SUPPLIED DATA:

## start

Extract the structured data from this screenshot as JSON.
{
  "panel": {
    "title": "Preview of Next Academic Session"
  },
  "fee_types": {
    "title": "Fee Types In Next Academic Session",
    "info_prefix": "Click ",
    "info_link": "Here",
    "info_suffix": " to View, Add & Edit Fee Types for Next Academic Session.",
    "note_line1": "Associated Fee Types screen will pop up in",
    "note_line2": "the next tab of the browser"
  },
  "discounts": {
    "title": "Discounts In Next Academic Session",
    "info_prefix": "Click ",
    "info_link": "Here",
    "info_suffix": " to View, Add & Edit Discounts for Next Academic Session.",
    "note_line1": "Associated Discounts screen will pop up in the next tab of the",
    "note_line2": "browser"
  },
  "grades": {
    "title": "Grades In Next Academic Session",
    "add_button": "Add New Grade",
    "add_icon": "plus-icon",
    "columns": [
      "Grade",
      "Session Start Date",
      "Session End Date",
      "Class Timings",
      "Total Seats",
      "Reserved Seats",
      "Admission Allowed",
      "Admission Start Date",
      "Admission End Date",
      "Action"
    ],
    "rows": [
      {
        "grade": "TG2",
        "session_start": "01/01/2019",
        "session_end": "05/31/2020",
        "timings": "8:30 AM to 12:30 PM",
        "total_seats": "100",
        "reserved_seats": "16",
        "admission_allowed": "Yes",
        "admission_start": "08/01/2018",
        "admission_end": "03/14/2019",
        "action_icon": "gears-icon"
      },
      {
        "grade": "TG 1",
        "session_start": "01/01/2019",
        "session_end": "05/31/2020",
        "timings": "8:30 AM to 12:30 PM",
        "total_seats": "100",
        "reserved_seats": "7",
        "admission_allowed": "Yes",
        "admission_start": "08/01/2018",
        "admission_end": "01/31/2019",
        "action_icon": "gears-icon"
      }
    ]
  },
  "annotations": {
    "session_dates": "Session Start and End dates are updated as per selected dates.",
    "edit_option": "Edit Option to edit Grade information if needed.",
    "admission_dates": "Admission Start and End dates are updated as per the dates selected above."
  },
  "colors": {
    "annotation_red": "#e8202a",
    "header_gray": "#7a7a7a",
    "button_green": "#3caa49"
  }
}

## end
## start

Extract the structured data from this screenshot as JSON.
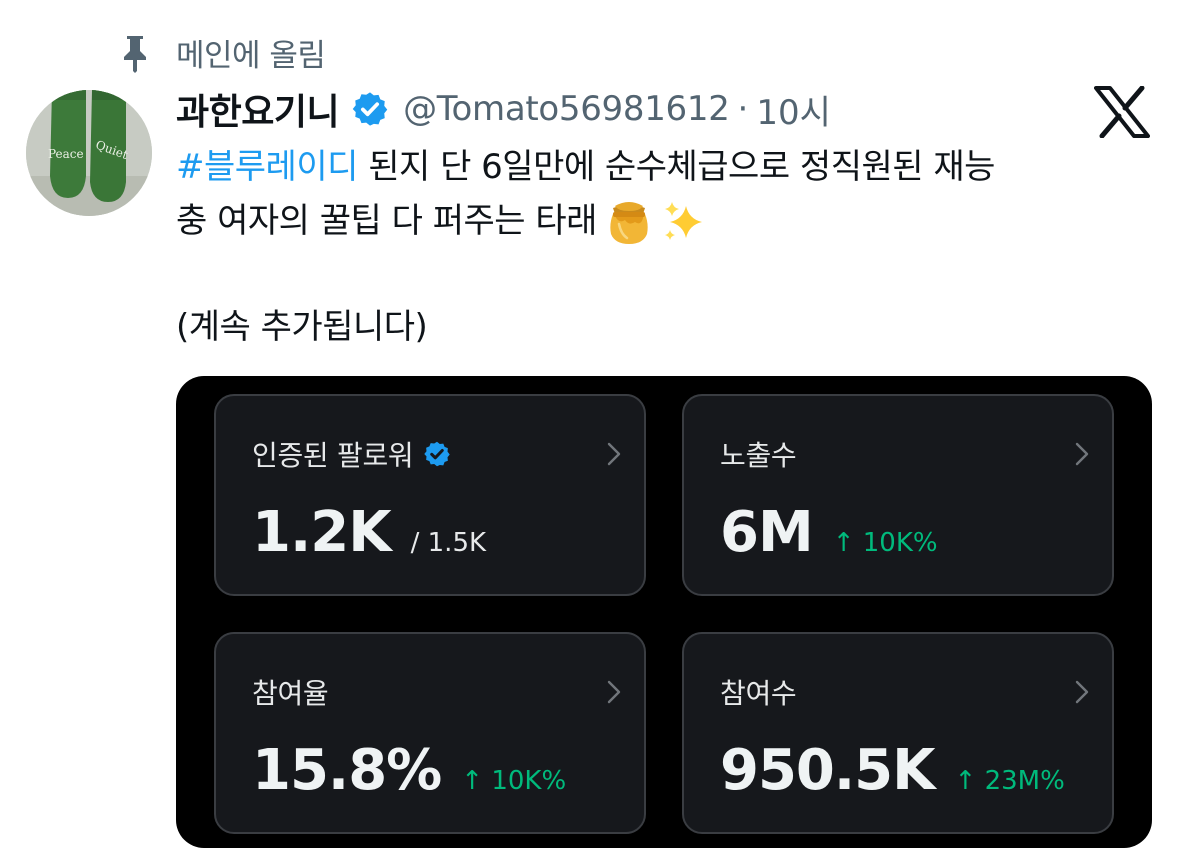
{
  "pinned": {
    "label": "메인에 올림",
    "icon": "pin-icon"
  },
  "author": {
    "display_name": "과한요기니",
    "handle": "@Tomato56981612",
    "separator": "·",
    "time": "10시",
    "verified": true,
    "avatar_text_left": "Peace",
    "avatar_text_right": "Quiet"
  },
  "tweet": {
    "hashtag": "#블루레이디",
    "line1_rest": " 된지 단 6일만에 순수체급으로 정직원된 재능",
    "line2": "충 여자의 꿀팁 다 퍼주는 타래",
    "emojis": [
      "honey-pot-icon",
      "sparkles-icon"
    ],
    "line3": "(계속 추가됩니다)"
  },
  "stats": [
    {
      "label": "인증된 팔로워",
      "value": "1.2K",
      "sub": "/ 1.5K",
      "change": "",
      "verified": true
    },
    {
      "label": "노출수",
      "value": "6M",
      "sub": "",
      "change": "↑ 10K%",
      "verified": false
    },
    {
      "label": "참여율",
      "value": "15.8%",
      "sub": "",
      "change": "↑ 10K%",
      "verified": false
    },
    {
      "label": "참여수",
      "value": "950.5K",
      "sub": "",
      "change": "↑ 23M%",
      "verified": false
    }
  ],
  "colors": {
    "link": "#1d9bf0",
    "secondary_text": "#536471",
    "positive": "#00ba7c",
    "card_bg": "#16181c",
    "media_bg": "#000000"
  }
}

## end

STATED EXERCISE:
Going through the entries above, report how many lines include the string "Associated". The number alone is the answer.

OUTPUT BELOW:
2